+++ RAW RECORDS

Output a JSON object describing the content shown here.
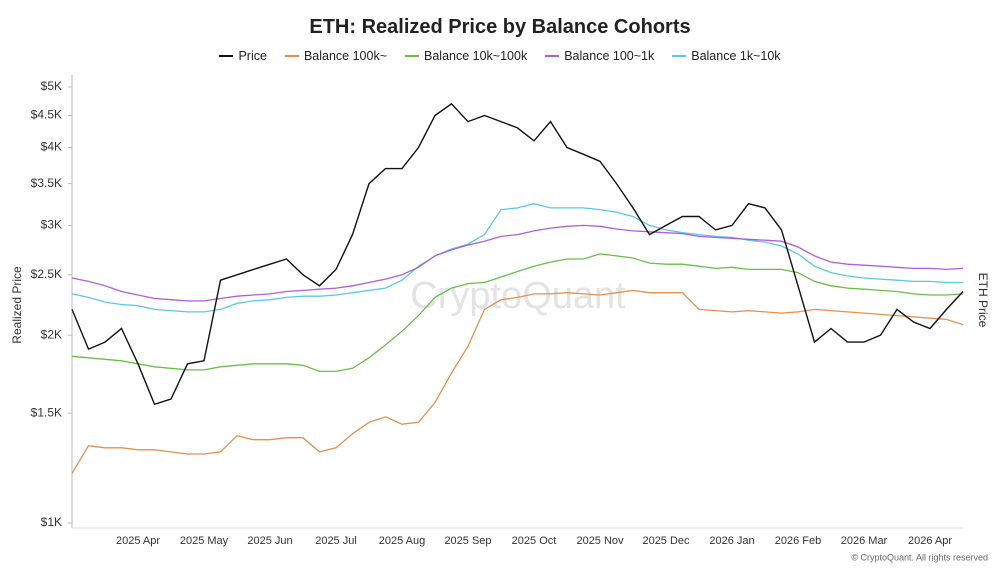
{
  "chart_data": {
    "type": "line",
    "title": "ETH: Realized Price by Balance Cohorts",
    "y_label": "Realized Price",
    "y2_label": "ETH Price",
    "watermark": "CryptoQuant",
    "credit": "© CryptoQuant. All rights reserved",
    "log_scale": true,
    "grid": false,
    "legend": "top",
    "categories": [
      null,
      null,
      null,
      null,
      "2025 Apr",
      null,
      null,
      null,
      "2025 May",
      null,
      null,
      null,
      "2025 Jun",
      null,
      null,
      null,
      "2025 Jul",
      null,
      null,
      null,
      "2025 Aug",
      null,
      null,
      null,
      "2025 Sep",
      null,
      null,
      null,
      "2025 Oct",
      null,
      null,
      null,
      "2025 Nov",
      null,
      null,
      null,
      "2025 Dec",
      null,
      null,
      null,
      "2026 Jan",
      null,
      null,
      null,
      "2026 Feb",
      null,
      null,
      null,
      "2026 Mar",
      null,
      null,
      null,
      "2026 Apr",
      null,
      null
    ],
    "ylim": [
      1000,
      5000
    ],
    "yticks": [
      {
        "value": 1000,
        "label": "$1K"
      },
      {
        "value": 1500,
        "label": "$1.5K"
      },
      {
        "value": 2000,
        "label": "$2K"
      },
      {
        "value": 2500,
        "label": "$2.5K"
      },
      {
        "value": 3000,
        "label": "$3K"
      },
      {
        "value": 3500,
        "label": "$3.5K"
      },
      {
        "value": 4000,
        "label": "$4K"
      },
      {
        "value": 4500,
        "label": "$4.5K"
      },
      {
        "value": 5000,
        "label": "$5K"
      }
    ],
    "series": [
      {
        "name": "Price",
        "color": "#111111",
        "values": [
          2200,
          1900,
          1950,
          2050,
          1800,
          1550,
          1580,
          1800,
          1820,
          2450,
          2500,
          2550,
          2600,
          2650,
          2500,
          2400,
          2550,
          2900,
          3500,
          3700,
          3700,
          4000,
          4500,
          4700,
          4400,
          4500,
          4400,
          4300,
          4100,
          4400,
          4000,
          3900,
          3800,
          3500,
          3200,
          2900,
          3000,
          3100,
          3100,
          2950,
          3000,
          3250,
          3200,
          2950,
          2400,
          1950,
          2050,
          1950,
          1950,
          2000,
          2200,
          2100,
          2050,
          2200,
          2350
        ]
      },
      {
        "name": "Balance 100k~",
        "color": "#e8904a",
        "values": [
          1200,
          1330,
          1320,
          1320,
          1310,
          1310,
          1300,
          1290,
          1290,
          1300,
          1380,
          1360,
          1360,
          1370,
          1370,
          1300,
          1320,
          1390,
          1450,
          1480,
          1440,
          1450,
          1560,
          1740,
          1920,
          2200,
          2280,
          2300,
          2330,
          2330,
          2340,
          2330,
          2320,
          2340,
          2360,
          2340,
          2340,
          2340,
          2200,
          2190,
          2180,
          2190,
          2180,
          2170,
          2180,
          2200,
          2190,
          2180,
          2170,
          2160,
          2150,
          2140,
          2130,
          2120,
          2080
        ]
      },
      {
        "name": "Balance 10k~100k",
        "color": "#6abf4b",
        "values": [
          1850,
          1840,
          1830,
          1820,
          1800,
          1780,
          1770,
          1760,
          1760,
          1780,
          1790,
          1800,
          1800,
          1800,
          1790,
          1750,
          1750,
          1770,
          1840,
          1930,
          2030,
          2150,
          2300,
          2380,
          2420,
          2430,
          2480,
          2530,
          2580,
          2620,
          2650,
          2650,
          2700,
          2680,
          2660,
          2610,
          2600,
          2600,
          2580,
          2560,
          2570,
          2550,
          2550,
          2550,
          2520,
          2440,
          2400,
          2380,
          2370,
          2360,
          2350,
          2330,
          2320,
          2320,
          2330
        ]
      },
      {
        "name": "Balance 100~1k",
        "color": "#b05fd9",
        "values": [
          2470,
          2440,
          2400,
          2350,
          2320,
          2290,
          2280,
          2270,
          2270,
          2290,
          2310,
          2320,
          2330,
          2350,
          2360,
          2370,
          2380,
          2400,
          2430,
          2460,
          2500,
          2570,
          2680,
          2740,
          2790,
          2830,
          2880,
          2900,
          2940,
          2970,
          2990,
          3000,
          2990,
          2960,
          2940,
          2930,
          2920,
          2910,
          2880,
          2870,
          2860,
          2850,
          2840,
          2830,
          2770,
          2680,
          2620,
          2600,
          2590,
          2580,
          2570,
          2560,
          2560,
          2550,
          2560
        ]
      },
      {
        "name": "Balance 1k~10k",
        "color": "#5bc8e8",
        "values": [
          2330,
          2300,
          2260,
          2240,
          2230,
          2200,
          2190,
          2180,
          2180,
          2200,
          2250,
          2270,
          2280,
          2300,
          2310,
          2310,
          2320,
          2340,
          2360,
          2380,
          2450,
          2580,
          2680,
          2750,
          2800,
          2900,
          3180,
          3200,
          3250,
          3200,
          3200,
          3200,
          3180,
          3150,
          3100,
          3000,
          2950,
          2920,
          2900,
          2880,
          2870,
          2840,
          2820,
          2780,
          2700,
          2580,
          2520,
          2490,
          2470,
          2460,
          2450,
          2440,
          2440,
          2430,
          2430
        ]
      }
    ]
  }
}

++++++

DO THIS:
Nothing in the entries above should change when they are printed again, except that the pictures are dropped.

CORRECT ANSWER:
Output a JSON object describing the content shown here.
{
  "chart_data": {
    "type": "line",
    "title": "ETH: Realized Price by Balance Cohorts",
    "y_label": "Realized Price",
    "y2_label": "ETH Price",
    "watermark": "CryptoQuant",
    "credit": "© CryptoQuant. All rights reserved",
    "log_scale": true,
    "grid": false,
    "legend": "top",
    "categories": [
      null,
      null,
      null,
      null,
      "2025 Apr",
      null,
      null,
      null,
      "2025 May",
      null,
      null,
      null,
      "2025 Jun",
      null,
      null,
      null,
      "2025 Jul",
      null,
      null,
      null,
      "2025 Aug",
      null,
      null,
      null,
      "2025 Sep",
      null,
      null,
      null,
      "2025 Oct",
      null,
      null,
      null,
      "2025 Nov",
      null,
      null,
      null,
      "2025 Dec",
      null,
      null,
      null,
      "2026 Jan",
      null,
      null,
      null,
      "2026 Feb",
      null,
      null,
      null,
      "2026 Mar",
      null,
      null,
      null,
      "2026 Apr",
      null,
      null
    ],
    "ylim": [
      1000,
      5000
    ],
    "yticks": [
      {
        "value": 1000,
        "label": "$1K"
      },
      {
        "value": 1500,
        "label": "$1.5K"
      },
      {
        "value": 2000,
        "label": "$2K"
      },
      {
        "value": 2500,
        "label": "$2.5K"
      },
      {
        "value": 3000,
        "label": "$3K"
      },
      {
        "value": 3500,
        "label": "$3.5K"
      },
      {
        "value": 4000,
        "label": "$4K"
      },
      {
        "value": 4500,
        "label": "$4.5K"
      },
      {
        "value": 5000,
        "label": "$5K"
      }
    ],
    "series": [
      {
        "name": "Price",
        "color": "#111111",
        "values": [
          2200,
          1900,
          1950,
          2050,
          1800,
          1550,
          1580,
          1800,
          1820,
          2450,
          2500,
          2550,
          2600,
          2650,
          2500,
          2400,
          2550,
          2900,
          3500,
          3700,
          3700,
          4000,
          4500,
          4700,
          4400,
          4500,
          4400,
          4300,
          4100,
          4400,
          4000,
          3900,
          3800,
          3500,
          3200,
          2900,
          3000,
          3100,
          3100,
          2950,
          3000,
          3250,
          3200,
          2950,
          2400,
          1950,
          2050,
          1950,
          1950,
          2000,
          2200,
          2100,
          2050,
          2200,
          2350
        ]
      },
      {
        "name": "Balance 100k~",
        "color": "#e8904a",
        "values": [
          1200,
          1330,
          1320,
          1320,
          1310,
          1310,
          1300,
          1290,
          1290,
          1300,
          1380,
          1360,
          1360,
          1370,
          1370,
          1300,
          1320,
          1390,
          1450,
          1480,
          1440,
          1450,
          1560,
          1740,
          1920,
          2200,
          2280,
          2300,
          2330,
          2330,
          2340,
          2330,
          2320,
          2340,
          2360,
          2340,
          2340,
          2340,
          2200,
          2190,
          2180,
          2190,
          2180,
          2170,
          2180,
          2200,
          2190,
          2180,
          2170,
          2160,
          2150,
          2140,
          2130,
          2120,
          2080
        ]
      },
      {
        "name": "Balance 10k~100k",
        "color": "#6abf4b",
        "values": [
          1850,
          1840,
          1830,
          1820,
          1800,
          1780,
          1770,
          1760,
          1760,
          1780,
          1790,
          1800,
          1800,
          1800,
          1790,
          1750,
          1750,
          1770,
          1840,
          1930,
          2030,
          2150,
          2300,
          2380,
          2420,
          2430,
          2480,
          2530,
          2580,
          2620,
          2650,
          2650,
          2700,
          2680,
          2660,
          2610,
          2600,
          2600,
          2580,
          2560,
          2570,
          2550,
          2550,
          2550,
          2520,
          2440,
          2400,
          2380,
          2370,
          2360,
          2350,
          2330,
          2320,
          2320,
          2330
        ]
      },
      {
        "name": "Balance 100~1k",
        "color": "#b05fd9",
        "values": [
          2470,
          2440,
          2400,
          2350,
          2320,
          2290,
          2280,
          2270,
          2270,
          2290,
          2310,
          2320,
          2330,
          2350,
          2360,
          2370,
          2380,
          2400,
          2430,
          2460,
          2500,
          2570,
          2680,
          2740,
          2790,
          2830,
          2880,
          2900,
          2940,
          2970,
          2990,
          3000,
          2990,
          2960,
          2940,
          2930,
          2920,
          2910,
          2880,
          2870,
          2860,
          2850,
          2840,
          2830,
          2770,
          2680,
          2620,
          2600,
          2590,
          2580,
          2570,
          2560,
          2560,
          2550,
          2560
        ]
      },
      {
        "name": "Balance 1k~10k",
        "color": "#5bc8e8",
        "values": [
          2330,
          2300,
          2260,
          2240,
          2230,
          2200,
          2190,
          2180,
          2180,
          2200,
          2250,
          2270,
          2280,
          2300,
          2310,
          2310,
          2320,
          2340,
          2360,
          2380,
          2450,
          2580,
          2680,
          2750,
          2800,
          2900,
          3180,
          3200,
          3250,
          3200,
          3200,
          3200,
          3180,
          3150,
          3100,
          3000,
          2950,
          2920,
          2900,
          2880,
          2870,
          2840,
          2820,
          2780,
          2700,
          2580,
          2520,
          2490,
          2470,
          2460,
          2450,
          2440,
          2440,
          2430,
          2430
        ]
      }
    ]
  }
}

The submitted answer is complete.